** START Information supplied **

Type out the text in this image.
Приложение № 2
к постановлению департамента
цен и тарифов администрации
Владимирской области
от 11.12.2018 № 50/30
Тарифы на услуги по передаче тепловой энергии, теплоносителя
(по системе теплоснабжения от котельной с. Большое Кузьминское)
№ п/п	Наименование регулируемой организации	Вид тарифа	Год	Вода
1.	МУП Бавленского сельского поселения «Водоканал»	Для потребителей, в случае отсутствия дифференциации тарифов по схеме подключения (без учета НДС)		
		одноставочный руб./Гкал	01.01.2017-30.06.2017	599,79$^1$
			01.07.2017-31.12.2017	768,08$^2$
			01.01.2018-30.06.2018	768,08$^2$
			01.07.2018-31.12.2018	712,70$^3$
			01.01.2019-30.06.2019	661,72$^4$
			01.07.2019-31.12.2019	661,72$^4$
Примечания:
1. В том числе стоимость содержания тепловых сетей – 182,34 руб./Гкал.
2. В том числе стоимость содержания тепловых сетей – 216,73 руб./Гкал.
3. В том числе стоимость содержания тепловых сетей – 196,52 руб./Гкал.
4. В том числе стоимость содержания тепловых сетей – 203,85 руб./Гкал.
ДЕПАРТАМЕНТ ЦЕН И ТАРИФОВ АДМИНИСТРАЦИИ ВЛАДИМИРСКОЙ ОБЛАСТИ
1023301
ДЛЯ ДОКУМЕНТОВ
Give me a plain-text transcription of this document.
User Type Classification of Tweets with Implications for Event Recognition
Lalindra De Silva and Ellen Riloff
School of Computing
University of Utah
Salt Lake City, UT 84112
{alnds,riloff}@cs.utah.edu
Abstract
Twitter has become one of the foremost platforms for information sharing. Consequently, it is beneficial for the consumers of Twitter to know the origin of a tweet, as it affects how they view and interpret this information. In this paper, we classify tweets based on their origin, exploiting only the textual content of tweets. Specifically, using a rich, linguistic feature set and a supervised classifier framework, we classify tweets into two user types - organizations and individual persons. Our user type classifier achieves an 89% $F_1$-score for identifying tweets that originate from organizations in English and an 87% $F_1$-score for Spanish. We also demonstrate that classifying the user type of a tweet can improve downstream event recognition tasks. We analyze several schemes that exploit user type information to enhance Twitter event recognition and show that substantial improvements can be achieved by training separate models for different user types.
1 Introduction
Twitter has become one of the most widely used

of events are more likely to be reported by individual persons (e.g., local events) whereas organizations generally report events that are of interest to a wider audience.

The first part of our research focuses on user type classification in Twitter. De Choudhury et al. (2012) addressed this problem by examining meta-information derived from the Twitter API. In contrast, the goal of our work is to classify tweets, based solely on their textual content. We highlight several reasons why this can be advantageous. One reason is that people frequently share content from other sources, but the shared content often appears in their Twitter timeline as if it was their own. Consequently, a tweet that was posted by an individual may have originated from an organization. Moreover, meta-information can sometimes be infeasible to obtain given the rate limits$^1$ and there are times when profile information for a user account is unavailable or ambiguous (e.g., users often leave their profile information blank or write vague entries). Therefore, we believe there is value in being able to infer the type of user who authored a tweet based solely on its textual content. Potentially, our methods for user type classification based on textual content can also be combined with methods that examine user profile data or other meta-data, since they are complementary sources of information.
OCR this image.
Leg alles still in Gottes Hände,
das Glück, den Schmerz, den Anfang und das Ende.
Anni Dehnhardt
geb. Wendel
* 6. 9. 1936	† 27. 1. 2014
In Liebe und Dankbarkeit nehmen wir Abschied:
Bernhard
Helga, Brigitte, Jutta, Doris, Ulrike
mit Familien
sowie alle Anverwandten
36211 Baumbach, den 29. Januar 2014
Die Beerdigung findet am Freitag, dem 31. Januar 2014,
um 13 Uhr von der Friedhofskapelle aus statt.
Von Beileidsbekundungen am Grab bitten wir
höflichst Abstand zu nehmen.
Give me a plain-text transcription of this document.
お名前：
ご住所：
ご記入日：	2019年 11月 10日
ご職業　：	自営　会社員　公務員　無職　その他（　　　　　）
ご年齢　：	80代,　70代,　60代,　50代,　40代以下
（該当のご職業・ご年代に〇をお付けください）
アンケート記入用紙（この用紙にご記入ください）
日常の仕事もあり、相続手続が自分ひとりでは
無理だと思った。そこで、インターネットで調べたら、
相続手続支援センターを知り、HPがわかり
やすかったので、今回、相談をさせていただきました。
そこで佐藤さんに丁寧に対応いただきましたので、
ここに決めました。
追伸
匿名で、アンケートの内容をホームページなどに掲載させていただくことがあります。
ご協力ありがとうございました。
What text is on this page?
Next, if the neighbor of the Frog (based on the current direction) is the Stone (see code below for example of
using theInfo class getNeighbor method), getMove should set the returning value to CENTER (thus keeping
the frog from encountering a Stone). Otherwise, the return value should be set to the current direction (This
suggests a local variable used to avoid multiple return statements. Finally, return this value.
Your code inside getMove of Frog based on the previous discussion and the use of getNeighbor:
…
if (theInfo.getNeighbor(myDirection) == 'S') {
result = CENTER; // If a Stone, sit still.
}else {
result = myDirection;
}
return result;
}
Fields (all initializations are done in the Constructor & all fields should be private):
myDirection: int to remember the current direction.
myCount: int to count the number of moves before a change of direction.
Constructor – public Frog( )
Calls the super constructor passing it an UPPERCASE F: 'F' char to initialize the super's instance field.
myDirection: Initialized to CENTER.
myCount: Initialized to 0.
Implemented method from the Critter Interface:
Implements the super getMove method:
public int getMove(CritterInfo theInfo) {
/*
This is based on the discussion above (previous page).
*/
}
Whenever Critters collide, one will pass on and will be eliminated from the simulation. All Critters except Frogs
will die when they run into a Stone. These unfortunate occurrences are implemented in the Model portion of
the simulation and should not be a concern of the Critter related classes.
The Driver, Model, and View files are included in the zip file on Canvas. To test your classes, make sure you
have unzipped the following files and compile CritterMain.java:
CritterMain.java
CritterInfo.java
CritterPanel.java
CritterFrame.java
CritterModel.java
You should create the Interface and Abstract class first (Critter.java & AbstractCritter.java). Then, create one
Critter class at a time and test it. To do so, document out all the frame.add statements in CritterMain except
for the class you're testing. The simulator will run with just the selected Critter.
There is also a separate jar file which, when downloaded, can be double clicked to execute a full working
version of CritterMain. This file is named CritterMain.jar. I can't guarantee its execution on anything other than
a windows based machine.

** END Information supplied **

Task prompt: Every line that holds the word "тепловых" should be extracted.

Task response:
1. В том числе стоимость содержания тепловых сетей – 182,34 руб./Гкал.
2. В том числе стоимость содержания тепловых сетей – 216,73 руб./Гкал.
3. В том числе стоимость содержания тепловых сетей – 196,52 руб./Гкал.
4. В том числе стоимость содержания тепловых сетей – 203,85 руб./Гкал.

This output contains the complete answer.